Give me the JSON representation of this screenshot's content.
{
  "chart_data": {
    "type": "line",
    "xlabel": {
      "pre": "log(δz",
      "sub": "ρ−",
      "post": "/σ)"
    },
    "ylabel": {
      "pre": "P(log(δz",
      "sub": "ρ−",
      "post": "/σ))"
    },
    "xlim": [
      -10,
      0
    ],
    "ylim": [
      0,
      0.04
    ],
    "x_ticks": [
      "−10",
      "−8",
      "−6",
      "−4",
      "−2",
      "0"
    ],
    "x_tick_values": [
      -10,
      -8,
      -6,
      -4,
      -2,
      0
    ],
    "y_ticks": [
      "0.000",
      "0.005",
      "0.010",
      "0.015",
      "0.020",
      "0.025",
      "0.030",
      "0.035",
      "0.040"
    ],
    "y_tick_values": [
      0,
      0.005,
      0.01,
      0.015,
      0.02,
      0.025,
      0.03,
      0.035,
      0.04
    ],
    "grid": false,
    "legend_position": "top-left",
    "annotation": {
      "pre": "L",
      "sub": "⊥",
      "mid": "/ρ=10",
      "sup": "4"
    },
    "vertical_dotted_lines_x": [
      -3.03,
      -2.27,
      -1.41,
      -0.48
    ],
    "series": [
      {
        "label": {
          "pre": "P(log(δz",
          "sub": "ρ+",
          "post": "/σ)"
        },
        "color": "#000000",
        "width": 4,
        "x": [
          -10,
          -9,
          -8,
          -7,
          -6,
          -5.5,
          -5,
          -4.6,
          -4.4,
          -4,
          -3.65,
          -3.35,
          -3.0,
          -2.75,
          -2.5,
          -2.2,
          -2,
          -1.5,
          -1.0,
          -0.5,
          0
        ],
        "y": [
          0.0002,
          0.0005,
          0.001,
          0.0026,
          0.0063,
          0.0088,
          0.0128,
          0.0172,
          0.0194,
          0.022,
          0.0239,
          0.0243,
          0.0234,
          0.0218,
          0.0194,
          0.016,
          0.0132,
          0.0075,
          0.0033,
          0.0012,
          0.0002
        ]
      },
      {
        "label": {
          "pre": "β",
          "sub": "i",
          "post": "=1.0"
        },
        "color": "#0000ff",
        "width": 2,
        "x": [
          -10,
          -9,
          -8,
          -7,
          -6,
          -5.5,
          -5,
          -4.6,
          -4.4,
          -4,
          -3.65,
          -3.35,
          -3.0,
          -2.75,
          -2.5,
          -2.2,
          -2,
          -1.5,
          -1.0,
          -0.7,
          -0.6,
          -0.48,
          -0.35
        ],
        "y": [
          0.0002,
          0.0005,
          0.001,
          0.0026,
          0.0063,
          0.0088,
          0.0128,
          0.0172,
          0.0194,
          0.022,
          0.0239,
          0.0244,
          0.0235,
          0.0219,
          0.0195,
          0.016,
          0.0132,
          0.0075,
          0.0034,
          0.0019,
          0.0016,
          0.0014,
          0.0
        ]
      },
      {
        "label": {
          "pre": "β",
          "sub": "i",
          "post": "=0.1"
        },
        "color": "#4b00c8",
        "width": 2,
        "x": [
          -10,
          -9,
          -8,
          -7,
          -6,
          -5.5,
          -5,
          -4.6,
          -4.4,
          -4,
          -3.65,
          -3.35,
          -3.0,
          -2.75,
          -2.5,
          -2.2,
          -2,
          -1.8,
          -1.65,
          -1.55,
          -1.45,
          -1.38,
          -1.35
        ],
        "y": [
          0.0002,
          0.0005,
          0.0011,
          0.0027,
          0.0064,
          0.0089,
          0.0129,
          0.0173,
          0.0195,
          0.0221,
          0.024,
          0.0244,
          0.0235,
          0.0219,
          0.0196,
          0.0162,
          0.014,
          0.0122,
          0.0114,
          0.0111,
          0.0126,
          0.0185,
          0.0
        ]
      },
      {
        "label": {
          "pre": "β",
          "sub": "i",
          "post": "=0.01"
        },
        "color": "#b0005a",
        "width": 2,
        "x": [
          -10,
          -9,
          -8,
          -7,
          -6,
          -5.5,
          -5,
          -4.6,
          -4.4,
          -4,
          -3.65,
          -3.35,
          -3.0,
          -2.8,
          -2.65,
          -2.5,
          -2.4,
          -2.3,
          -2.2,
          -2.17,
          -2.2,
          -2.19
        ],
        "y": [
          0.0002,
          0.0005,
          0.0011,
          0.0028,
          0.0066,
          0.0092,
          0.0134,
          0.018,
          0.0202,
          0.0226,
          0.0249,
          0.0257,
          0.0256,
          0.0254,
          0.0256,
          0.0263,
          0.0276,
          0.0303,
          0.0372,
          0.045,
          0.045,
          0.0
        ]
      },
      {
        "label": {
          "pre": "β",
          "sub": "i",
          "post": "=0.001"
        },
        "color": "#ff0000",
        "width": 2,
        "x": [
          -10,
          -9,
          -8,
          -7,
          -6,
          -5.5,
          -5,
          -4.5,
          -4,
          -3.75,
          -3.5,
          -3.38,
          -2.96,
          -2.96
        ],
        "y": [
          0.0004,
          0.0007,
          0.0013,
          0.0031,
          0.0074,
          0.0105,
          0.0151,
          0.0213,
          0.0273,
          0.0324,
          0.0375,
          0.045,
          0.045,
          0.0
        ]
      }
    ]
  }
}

========================================

Look through the lines above and collect those with the word "post".

      "post": "/σ)"
      "post": "/σ))"
          "post": "/σ)"
          "post": "=1.0"
          "post": "=0.1"
          "post": "=0.01"
          "post": "=0.001"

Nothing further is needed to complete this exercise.